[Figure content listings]
========

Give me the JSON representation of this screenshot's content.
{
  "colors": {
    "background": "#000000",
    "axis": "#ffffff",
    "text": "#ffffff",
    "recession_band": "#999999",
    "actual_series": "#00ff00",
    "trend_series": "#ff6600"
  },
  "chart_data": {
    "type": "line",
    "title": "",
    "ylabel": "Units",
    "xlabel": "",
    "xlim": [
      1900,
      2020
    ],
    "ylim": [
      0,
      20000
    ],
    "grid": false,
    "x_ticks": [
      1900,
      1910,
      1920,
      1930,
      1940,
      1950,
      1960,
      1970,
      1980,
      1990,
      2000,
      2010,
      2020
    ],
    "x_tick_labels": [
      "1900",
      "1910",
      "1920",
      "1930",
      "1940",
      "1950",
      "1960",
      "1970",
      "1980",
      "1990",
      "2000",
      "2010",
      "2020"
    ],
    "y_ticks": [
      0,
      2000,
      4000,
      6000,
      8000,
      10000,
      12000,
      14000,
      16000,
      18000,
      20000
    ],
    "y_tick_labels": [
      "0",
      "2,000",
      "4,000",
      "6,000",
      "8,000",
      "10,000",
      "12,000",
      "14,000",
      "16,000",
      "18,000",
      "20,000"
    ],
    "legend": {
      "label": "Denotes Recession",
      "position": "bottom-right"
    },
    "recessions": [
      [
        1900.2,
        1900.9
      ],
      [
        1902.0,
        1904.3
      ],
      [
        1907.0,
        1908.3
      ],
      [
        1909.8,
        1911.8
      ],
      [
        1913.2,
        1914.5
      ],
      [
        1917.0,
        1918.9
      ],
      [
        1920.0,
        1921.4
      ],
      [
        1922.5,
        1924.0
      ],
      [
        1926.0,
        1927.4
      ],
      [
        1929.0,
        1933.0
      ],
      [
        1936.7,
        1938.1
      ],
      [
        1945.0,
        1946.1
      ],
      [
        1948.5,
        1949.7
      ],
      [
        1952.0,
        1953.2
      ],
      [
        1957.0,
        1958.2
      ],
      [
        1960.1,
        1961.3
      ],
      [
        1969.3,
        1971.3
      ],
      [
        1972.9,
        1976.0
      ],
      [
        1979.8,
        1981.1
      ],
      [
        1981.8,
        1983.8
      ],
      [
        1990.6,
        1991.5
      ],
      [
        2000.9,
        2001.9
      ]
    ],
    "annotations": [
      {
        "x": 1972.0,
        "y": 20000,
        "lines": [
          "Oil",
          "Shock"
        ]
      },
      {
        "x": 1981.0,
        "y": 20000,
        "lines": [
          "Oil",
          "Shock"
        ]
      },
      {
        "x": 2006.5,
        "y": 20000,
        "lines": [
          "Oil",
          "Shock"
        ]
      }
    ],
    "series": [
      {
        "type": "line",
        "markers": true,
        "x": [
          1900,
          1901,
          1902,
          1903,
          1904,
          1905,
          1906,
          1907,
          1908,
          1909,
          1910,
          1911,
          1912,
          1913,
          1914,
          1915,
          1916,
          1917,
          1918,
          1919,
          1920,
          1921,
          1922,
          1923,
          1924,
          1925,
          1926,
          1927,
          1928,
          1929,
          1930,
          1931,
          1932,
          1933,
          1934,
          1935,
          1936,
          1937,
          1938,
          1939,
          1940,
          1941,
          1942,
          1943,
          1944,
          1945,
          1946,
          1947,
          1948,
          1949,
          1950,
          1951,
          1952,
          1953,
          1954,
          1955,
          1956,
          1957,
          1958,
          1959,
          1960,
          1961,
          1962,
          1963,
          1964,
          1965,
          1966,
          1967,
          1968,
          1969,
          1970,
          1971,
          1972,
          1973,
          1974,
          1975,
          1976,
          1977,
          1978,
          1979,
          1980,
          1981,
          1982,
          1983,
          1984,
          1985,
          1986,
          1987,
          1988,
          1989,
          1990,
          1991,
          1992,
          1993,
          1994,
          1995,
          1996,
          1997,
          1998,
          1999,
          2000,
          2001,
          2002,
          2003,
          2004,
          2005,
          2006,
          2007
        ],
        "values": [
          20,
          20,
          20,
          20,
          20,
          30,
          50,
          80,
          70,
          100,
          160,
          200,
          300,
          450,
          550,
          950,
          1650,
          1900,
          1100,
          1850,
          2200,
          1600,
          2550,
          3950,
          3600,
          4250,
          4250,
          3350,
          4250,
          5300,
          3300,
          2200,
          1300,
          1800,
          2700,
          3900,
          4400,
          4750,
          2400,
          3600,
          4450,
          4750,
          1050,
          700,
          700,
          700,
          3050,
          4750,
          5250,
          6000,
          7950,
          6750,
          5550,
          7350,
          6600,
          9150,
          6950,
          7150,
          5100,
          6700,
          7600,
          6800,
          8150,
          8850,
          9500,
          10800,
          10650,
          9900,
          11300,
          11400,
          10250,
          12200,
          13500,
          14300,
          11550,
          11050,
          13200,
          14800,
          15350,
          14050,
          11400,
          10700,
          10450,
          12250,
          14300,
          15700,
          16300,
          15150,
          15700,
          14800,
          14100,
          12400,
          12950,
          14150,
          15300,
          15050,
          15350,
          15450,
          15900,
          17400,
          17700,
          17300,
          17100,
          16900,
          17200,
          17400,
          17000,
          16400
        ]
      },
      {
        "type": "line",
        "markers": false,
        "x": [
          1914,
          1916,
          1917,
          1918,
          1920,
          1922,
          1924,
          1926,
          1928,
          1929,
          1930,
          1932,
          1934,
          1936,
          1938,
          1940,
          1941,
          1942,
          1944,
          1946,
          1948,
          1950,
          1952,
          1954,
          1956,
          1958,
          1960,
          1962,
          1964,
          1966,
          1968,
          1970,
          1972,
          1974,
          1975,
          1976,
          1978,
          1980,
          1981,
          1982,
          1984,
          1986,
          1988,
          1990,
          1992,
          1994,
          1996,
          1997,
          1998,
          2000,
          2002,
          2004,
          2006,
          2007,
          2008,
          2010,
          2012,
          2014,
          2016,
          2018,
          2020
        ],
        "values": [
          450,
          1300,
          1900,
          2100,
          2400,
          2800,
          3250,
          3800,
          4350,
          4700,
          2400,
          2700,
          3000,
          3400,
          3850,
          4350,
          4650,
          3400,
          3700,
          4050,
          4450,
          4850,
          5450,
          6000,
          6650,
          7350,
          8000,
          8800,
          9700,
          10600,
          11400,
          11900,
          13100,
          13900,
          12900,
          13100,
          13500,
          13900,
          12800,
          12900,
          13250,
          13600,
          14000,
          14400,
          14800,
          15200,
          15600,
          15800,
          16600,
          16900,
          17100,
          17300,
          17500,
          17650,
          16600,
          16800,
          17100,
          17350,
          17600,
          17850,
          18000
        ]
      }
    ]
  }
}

========

## WRITTEN REQUEST
From the records above, extract every entry verbatim.

## SOLUTION FOR THIS TASK
Give me the JSON representation of this screenshot's content.
{
  "colors": {
    "background": "#000000",
    "axis": "#ffffff",
    "text": "#ffffff",
    "recession_band": "#999999",
    "actual_series": "#00ff00",
    "trend_series": "#ff6600"
  },
  "chart_data": {
    "type": "line",
    "title": "",
    "ylabel": "Units",
    "xlabel": "",
    "xlim": [
      1900,
      2020
    ],
    "ylim": [
      0,
      20000
    ],
    "grid": false,
    "x_ticks": [
      1900,
      1910,
      1920,
      1930,
      1940,
      1950,
      1960,
      1970,
      1980,
      1990,
      2000,
      2010,
      2020
    ],
    "x_tick_labels": [
      "1900",
      "1910",
      "1920",
      "1930",
      "1940",
      "1950",
      "1960",
      "1970",
      "1980",
      "1990",
      "2000",
      "2010",
      "2020"
    ],
    "y_ticks": [
      0,
      2000,
      4000,
      6000,
      8000,
      10000,
      12000,
      14000,
      16000,
      18000,
      20000
    ],
    "y_tick_labels": [
      "0",
      "2,000",
      "4,000",
      "6,000",
      "8,000",
      "10,000",
      "12,000",
      "14,000",
      "16,000",
      "18,000",
      "20,000"
    ],
    "legend": {
      "label": "Denotes Recession",
      "position": "bottom-right"
    },
    "recessions": [
      [
        1900.2,
        1900.9
      ],
      [
        1902.0,
        1904.3
      ],
      [
        1907.0,
        1908.3
      ],
      [
        1909.8,
        1911.8
      ],
      [
        1913.2,
        1914.5
      ],
      [
        1917.0,
        1918.9
      ],
      [
        1920.0,
        1921.4
      ],
      [
        1922.5,
        1924.0
      ],
      [
        1926.0,
        1927.4
      ],
      [
        1929.0,
        1933.0
      ],
      [
        1936.7,
        1938.1
      ],
      [
        1945.0,
        1946.1
      ],
      [
        1948.5,
        1949.7
      ],
      [
        1952.0,
        1953.2
      ],
      [
        1957.0,
        1958.2
      ],
      [
        1960.1,
        1961.3
      ],
      [
        1969.3,
        1971.3
      ],
      [
        1972.9,
        1976.0
      ],
      [
        1979.8,
        1981.1
      ],
      [
        1981.8,
        1983.8
      ],
      [
        1990.6,
        1991.5
      ],
      [
        2000.9,
        2001.9
      ]
    ],
    "annotations": [
      {
        "x": 1972.0,
        "y": 20000,
        "lines": [
          "Oil",
          "Shock"
        ]
      },
      {
        "x": 1981.0,
        "y": 20000,
        "lines": [
          "Oil",
          "Shock"
        ]
      },
      {
        "x": 2006.5,
        "y": 20000,
        "lines": [
          "Oil",
          "Shock"
        ]
      }
    ],
    "series": [
      {
        "type": "line",
        "markers": true,
        "x": [
          1900,
          1901,
          1902,
          1903,
          1904,
          1905,
          1906,
          1907,
          1908,
          1909,
          1910,
          1911,
          1912,
          1913,
          1914,
          1915,
          1916,
          1917,
          1918,
          1919,
          1920,
          1921,
          1922,
          1923,
          1924,
          1925,
          1926,
          1927,
          1928,
          1929,
          1930,
          1931,
          1932,
          1933,
          1934,
          1935,
          1936,
          1937,
          1938,
          1939,
          1940,
          1941,
          1942,
          1943,
          1944,
          1945,
          1946,
          1947,
          1948,
          1949,
          1950,
          1951,
          1952,
          1953,
          1954,
          1955,
          1956,
          1957,
          1958,
          1959,
          1960,
          1961,
          1962,
          1963,
          1964,
          1965,
          1966,
          1967,
          1968,
          1969,
          1970,
          1971,
          1972,
          1973,
          1974,
          1975,
          1976,
          1977,
          1978,
          1979,
          1980,
          1981,
          1982,
          1983,
          1984,
          1985,
          1986,
          1987,
          1988,
          1989,
          1990,
          1991,
          1992,
          1993,
          1994,
          1995,
          1996,
          1997,
          1998,
          1999,
          2000,
          2001,
          2002,
          2003,
          2004,
          2005,
          2006,
          2007
        ],
        "values": [
          20,
          20,
          20,
          20,
          20,
          30,
          50,
          80,
          70,
          100,
          160,
          200,
          300,
          450,
          550,
          950,
          1650,
          1900,
          1100,
          1850,
          2200,
          1600,
          2550,
          3950,
          3600,
          4250,
          4250,
          3350,
          4250,
          5300,
          3300,
          2200,
          1300,
          1800,
          2700,
          3900,
          4400,
          4750,
          2400,
          3600,
          4450,
          4750,
          1050,
          700,
          700,
          700,
          3050,
          4750,
          5250,
          6000,
          7950,
          6750,
          5550,
          7350,
          6600,
          9150,
          6950,
          7150,
          5100,
          6700,
          7600,
          6800,
          8150,
          8850,
          9500,
          10800,
          10650,
          9900,
          11300,
          11400,
          10250,
          12200,
          13500,
          14300,
          11550,
          11050,
          13200,
          14800,
          15350,
          14050,
          11400,
          10700,
          10450,
          12250,
          14300,
          15700,
          16300,
          15150,
          15700,
          14800,
          14100,
          12400,
          12950,
          14150,
          15300,
          15050,
          15350,
          15450,
          15900,
          17400,
          17700,
          17300,
          17100,
          16900,
          17200,
          17400,
          17000,
          16400
        ]
      },
      {
        "type": "line",
        "markers": false,
        "x": [
          1914,
          1916,
          1917,
          1918,
          1920,
          1922,
          1924,
          1926,
          1928,
          1929,
          1930,
          1932,
          1934,
          1936,
          1938,
          1940,
          1941,
          1942,
          1944,
          1946,
          1948,
          1950,
          1952,
          1954,
          1956,
          1958,
          1960,
          1962,
          1964,
          1966,
          1968,
          1970,
          1972,
          1974,
          1975,
          1976,
          1978,
          1980,
          1981,
          1982,
          1984,
          1986,
          1988,
          1990,
          1992,
          1994,
          1996,
          1997,
          1998,
          2000,
          2002,
          2004,
          2006,
          2007,
          2008,
          2010,
          2012,
          2014,
          2016,
          2018,
          2020
        ],
        "values": [
          450,
          1300,
          1900,
          2100,
          2400,
          2800,
          3250,
          3800,
          4350,
          4700,
          2400,
          2700,
          3000,
          3400,
          3850,
          4350,
          4650,
          3400,
          3700,
          4050,
          4450,
          4850,
          5450,
          6000,
          6650,
          7350,
          8000,
          8800,
          9700,
          10600,
          11400,
          11900,
          13100,
          13900,
          12900,
          13100,
          13500,
          13900,
          12800,
          12900,
          13250,
          13600,
          14000,
          14400,
          14800,
          15200,
          15600,
          15800,
          16600,
          16900,
          17100,
          17300,
          17500,
          17650,
          16600,
          16800,
          17100,
          17350,
          17600,
          17850,
          18000
        ]
      }
    ]
  }
}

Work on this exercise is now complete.